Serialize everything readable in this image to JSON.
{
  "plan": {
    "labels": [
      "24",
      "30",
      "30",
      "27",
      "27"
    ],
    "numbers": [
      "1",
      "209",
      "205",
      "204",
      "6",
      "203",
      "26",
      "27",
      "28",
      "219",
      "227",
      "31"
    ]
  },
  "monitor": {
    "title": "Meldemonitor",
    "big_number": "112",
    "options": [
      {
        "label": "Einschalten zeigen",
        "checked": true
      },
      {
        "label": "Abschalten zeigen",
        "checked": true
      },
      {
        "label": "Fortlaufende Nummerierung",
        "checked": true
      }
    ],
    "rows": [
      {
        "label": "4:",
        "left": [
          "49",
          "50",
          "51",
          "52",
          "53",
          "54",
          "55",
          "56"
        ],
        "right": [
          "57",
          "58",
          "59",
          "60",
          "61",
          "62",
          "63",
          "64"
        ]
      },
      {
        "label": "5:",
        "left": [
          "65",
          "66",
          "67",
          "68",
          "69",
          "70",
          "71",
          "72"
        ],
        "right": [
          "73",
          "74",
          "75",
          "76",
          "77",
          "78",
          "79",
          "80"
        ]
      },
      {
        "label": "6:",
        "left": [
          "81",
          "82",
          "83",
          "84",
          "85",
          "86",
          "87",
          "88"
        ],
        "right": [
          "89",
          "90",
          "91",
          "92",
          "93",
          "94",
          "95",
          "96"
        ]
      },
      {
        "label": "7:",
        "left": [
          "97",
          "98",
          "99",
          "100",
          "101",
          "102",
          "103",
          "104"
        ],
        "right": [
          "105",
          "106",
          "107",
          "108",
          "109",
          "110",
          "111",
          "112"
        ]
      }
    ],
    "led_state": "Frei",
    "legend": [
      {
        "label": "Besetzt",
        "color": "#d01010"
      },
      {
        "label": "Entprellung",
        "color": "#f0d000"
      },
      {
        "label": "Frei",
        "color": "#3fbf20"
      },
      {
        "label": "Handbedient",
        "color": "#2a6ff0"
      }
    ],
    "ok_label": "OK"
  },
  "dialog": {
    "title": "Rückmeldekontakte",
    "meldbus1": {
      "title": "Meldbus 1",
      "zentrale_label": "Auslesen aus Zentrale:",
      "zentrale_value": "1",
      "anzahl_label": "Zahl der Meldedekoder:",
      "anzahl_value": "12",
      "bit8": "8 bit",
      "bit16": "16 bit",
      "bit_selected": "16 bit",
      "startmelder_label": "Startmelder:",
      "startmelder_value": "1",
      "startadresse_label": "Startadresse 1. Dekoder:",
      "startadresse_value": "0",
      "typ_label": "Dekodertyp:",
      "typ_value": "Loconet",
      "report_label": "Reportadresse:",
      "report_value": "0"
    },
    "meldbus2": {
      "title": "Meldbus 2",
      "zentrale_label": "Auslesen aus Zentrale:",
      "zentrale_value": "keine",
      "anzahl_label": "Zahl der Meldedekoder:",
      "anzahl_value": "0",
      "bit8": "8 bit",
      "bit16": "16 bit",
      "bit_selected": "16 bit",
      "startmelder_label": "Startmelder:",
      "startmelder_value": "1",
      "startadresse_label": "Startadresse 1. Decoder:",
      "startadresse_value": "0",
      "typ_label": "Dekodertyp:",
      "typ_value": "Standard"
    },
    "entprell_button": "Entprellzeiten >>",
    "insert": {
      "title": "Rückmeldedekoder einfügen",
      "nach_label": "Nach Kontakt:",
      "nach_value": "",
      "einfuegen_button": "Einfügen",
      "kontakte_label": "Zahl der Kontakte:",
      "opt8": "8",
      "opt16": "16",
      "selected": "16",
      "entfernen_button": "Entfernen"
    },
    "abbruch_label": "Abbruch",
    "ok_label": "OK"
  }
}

=== DESCRIPTION OF THE TASK ===
Only a number is needed: how many lines of the material above contain "color"?

=== WORKED ANSWER ===
4